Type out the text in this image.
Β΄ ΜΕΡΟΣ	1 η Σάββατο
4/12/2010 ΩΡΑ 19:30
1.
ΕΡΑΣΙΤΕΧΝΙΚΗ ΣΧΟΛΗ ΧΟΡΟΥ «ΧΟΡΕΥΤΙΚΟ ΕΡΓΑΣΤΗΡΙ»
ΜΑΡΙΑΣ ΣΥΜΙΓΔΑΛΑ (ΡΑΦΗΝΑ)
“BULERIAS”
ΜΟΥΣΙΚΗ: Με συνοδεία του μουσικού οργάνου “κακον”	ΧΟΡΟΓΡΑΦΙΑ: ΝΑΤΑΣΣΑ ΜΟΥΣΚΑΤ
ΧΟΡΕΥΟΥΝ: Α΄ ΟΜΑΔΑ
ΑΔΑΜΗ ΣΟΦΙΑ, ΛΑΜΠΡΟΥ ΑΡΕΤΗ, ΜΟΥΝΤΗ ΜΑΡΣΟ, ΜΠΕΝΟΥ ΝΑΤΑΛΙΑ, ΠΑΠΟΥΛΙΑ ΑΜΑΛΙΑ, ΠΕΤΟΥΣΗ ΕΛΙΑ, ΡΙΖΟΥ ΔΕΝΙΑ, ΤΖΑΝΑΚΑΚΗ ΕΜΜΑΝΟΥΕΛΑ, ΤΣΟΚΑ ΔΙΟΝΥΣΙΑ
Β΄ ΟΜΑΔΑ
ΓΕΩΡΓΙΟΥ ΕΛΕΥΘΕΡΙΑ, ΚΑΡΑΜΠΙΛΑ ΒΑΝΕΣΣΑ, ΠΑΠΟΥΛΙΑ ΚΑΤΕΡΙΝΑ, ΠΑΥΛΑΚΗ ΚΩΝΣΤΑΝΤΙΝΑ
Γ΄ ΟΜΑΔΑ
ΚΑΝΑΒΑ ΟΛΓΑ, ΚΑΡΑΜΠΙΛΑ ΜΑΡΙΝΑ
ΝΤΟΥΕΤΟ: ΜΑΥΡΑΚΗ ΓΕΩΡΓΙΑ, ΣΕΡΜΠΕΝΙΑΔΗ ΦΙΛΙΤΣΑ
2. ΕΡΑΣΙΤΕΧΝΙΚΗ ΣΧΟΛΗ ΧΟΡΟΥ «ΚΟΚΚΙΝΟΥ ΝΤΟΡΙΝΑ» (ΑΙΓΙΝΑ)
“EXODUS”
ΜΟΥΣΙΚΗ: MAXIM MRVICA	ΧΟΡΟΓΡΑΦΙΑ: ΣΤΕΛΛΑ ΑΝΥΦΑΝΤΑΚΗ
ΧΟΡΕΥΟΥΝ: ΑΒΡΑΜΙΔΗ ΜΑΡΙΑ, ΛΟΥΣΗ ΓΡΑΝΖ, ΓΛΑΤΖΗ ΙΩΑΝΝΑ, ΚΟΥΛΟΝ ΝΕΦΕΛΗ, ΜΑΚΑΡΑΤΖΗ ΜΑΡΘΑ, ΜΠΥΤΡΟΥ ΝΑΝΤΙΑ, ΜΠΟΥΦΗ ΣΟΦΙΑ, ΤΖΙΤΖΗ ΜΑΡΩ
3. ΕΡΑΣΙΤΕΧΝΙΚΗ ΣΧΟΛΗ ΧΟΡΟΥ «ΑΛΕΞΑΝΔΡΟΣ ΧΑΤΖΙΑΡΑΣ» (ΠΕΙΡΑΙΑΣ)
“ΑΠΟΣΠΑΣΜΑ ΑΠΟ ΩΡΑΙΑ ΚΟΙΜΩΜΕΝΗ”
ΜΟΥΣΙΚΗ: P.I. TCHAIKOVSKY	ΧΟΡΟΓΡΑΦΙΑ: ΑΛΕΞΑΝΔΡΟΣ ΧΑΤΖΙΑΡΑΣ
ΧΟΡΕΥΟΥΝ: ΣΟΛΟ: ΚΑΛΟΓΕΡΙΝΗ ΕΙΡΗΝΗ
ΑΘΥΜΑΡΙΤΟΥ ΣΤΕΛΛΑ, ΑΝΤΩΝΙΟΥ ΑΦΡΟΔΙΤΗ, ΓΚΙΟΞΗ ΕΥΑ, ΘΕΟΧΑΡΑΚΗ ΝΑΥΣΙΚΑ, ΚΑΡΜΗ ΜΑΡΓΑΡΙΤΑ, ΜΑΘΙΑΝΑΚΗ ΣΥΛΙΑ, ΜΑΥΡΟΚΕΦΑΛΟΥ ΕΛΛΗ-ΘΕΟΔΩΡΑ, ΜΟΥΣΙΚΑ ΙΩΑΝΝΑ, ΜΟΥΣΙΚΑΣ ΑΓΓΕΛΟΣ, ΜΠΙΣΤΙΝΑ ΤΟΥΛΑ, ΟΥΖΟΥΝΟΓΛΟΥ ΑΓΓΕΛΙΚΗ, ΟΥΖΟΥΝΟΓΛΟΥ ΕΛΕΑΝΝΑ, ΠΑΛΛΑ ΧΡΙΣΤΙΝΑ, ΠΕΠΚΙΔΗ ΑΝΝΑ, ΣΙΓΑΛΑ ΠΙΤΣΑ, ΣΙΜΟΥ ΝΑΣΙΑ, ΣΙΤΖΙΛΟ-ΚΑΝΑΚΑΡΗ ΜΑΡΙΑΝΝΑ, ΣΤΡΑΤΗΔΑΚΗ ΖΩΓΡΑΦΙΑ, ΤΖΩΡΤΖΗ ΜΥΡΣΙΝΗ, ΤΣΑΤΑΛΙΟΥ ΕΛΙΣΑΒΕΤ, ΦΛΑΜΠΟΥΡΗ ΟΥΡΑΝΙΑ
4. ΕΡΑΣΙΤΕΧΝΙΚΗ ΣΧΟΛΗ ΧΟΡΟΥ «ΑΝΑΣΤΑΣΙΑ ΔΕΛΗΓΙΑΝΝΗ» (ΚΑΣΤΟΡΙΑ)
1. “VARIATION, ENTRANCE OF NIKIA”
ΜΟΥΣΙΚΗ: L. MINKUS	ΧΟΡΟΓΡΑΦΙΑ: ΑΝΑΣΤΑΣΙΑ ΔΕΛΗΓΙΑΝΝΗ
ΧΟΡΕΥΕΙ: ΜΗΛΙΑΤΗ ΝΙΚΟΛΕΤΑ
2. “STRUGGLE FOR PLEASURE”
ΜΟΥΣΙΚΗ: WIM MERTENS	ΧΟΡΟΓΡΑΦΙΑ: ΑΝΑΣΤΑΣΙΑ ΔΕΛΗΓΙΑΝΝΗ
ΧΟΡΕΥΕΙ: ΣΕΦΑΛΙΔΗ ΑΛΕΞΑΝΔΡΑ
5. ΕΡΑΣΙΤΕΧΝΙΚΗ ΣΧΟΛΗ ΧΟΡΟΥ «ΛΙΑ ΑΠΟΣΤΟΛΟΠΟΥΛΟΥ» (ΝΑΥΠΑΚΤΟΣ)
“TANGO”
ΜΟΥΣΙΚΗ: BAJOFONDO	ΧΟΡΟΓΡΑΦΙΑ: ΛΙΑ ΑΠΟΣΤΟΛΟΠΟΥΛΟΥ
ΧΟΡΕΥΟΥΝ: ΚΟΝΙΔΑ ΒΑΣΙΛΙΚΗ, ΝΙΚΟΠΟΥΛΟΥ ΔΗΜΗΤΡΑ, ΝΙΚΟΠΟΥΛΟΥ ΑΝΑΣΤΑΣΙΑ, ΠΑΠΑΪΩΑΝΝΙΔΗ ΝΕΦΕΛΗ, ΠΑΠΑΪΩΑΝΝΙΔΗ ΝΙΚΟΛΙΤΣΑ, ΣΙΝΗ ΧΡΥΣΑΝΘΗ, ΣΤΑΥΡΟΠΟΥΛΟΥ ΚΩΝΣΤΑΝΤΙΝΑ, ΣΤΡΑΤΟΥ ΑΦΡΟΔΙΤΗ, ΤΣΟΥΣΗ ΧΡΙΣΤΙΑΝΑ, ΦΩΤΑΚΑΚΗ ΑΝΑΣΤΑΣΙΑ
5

• [DO THIS]
Show all lines from the listing above in which "ΔΕΛΗΓΙΑΝΝΗ" appears.

• [FULL RESPONSE]
4. ΕΡΑΣΙΤΕΧΝΙΚΗ ΣΧΟΛΗ ΧΟΡΟΥ «ΑΝΑΣΤΑΣΙΑ ΔΕΛΗΓΙΑΝΝΗ» (ΚΑΣΤΟΡΙΑ)
ΜΟΥΣΙΚΗ: L. MINKUS	ΧΟΡΟΓΡΑΦΙΑ: ΑΝΑΣΤΑΣΙΑ ΔΕΛΗΓΙΑΝΝΗ
ΜΟΥΣΙΚΗ: WIM MERTENS	ΧΟΡΟΓΡΑΦΙΑ: ΑΝΑΣΤΑΣΙΑ ΔΕΛΗΓΙΑΝΝΗ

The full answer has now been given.